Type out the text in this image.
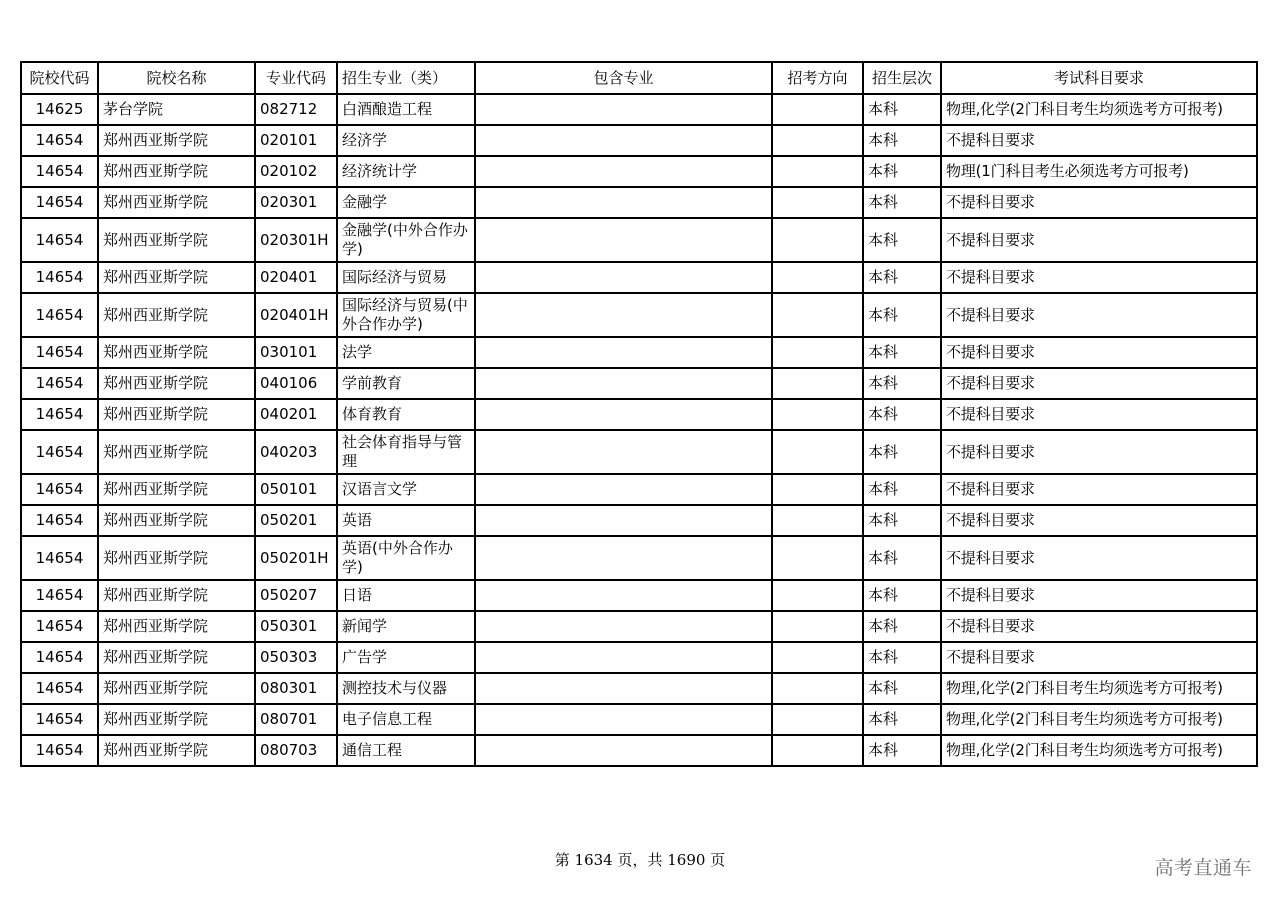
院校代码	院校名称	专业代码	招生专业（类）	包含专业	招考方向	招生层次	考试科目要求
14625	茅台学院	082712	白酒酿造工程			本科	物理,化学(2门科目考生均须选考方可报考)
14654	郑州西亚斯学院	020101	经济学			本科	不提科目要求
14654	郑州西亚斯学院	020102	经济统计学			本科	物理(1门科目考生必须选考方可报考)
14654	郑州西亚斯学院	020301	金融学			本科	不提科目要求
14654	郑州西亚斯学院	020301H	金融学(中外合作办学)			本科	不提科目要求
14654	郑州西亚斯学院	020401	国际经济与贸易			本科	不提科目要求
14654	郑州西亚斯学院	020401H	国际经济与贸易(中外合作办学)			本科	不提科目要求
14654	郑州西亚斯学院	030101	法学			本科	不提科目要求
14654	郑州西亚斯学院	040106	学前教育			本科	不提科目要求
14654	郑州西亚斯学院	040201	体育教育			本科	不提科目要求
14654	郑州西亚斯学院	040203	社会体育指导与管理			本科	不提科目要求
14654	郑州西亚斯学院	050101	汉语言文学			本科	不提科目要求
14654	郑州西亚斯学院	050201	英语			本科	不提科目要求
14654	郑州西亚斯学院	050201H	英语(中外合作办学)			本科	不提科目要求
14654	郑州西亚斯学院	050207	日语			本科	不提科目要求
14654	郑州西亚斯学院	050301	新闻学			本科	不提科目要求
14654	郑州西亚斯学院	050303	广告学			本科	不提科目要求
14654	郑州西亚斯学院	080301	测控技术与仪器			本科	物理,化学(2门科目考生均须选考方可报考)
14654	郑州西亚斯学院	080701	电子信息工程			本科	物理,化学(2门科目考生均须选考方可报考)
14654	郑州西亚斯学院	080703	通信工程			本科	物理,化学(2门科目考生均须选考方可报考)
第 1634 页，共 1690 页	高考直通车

#####

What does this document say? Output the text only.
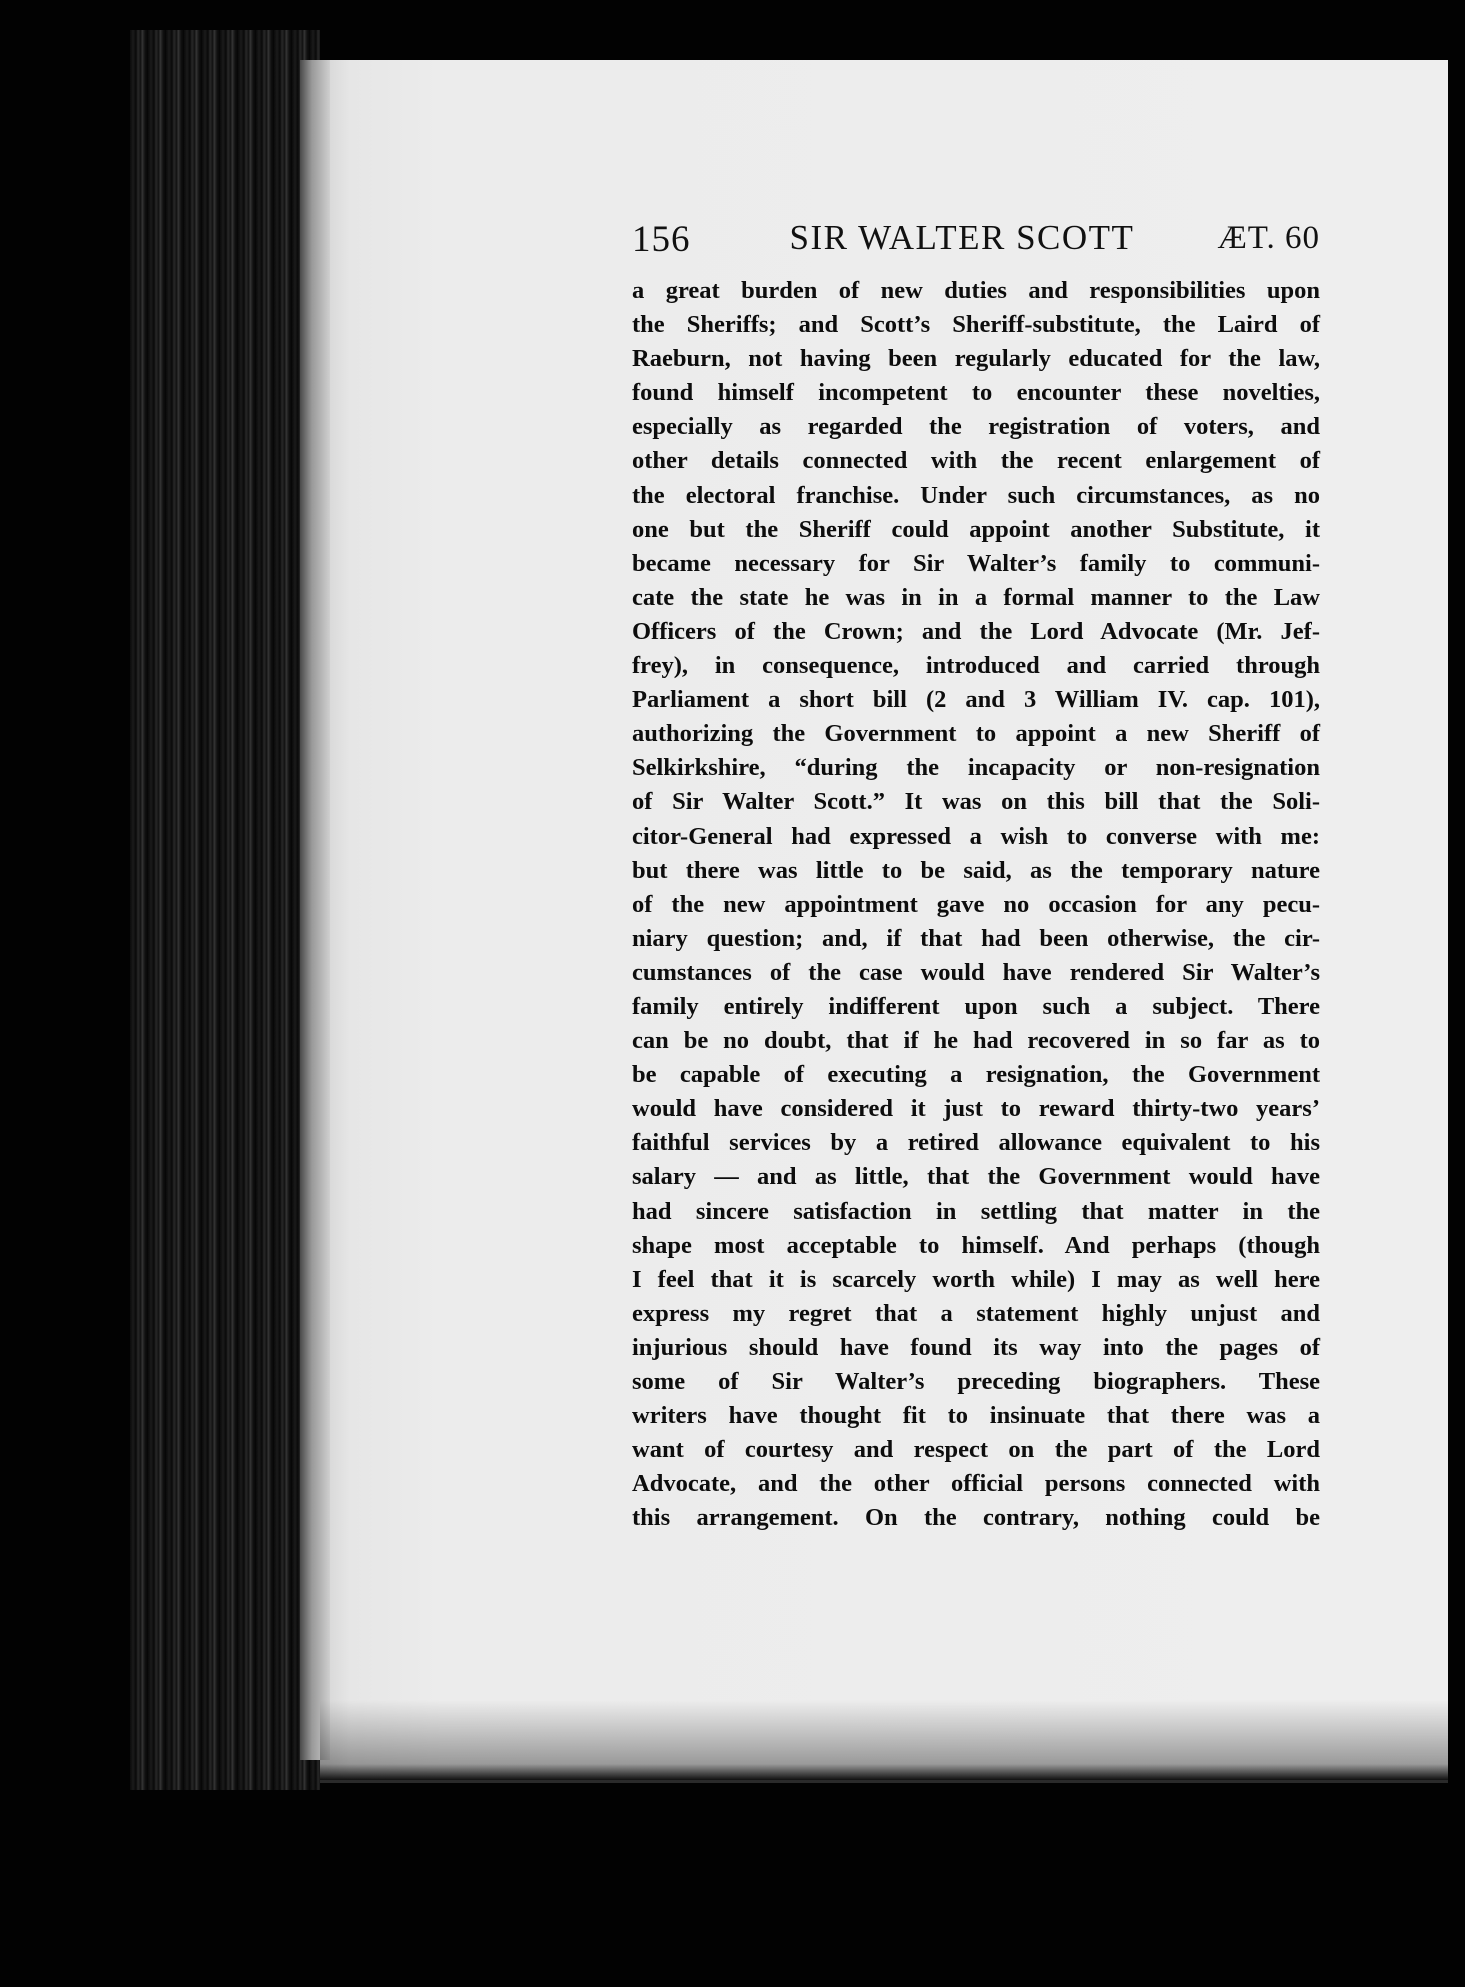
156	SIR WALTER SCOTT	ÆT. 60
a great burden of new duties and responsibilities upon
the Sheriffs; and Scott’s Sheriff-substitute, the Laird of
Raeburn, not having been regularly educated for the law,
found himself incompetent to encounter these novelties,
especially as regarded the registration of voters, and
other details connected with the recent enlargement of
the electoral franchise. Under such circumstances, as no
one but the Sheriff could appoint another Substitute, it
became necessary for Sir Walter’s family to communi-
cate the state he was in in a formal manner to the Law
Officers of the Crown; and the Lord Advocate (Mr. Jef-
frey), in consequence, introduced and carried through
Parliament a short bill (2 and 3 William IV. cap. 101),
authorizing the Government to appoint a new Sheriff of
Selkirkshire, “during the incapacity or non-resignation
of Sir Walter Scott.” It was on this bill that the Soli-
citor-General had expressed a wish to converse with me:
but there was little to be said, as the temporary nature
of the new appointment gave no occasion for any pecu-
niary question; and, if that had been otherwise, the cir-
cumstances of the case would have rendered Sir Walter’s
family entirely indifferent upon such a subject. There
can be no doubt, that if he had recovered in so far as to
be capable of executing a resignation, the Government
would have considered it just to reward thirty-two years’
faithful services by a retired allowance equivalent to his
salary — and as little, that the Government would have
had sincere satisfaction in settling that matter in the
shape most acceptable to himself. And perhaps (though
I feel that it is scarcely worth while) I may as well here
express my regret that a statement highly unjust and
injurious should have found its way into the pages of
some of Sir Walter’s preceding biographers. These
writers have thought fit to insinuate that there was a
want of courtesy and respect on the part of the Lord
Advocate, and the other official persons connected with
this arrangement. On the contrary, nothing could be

#####

Using the material above, copy every line in which the string "中外合作办学" occurs.

14654	郑州西亚斯学院	020301H	金融学(中外合作办学)			本科	不提科目要求
14654	郑州西亚斯学院	020401H	国际经济与贸易(中外合作办学)			本科	不提科目要求
14654	郑州西亚斯学院	050201H	英语(中外合作办学)			本科	不提科目要求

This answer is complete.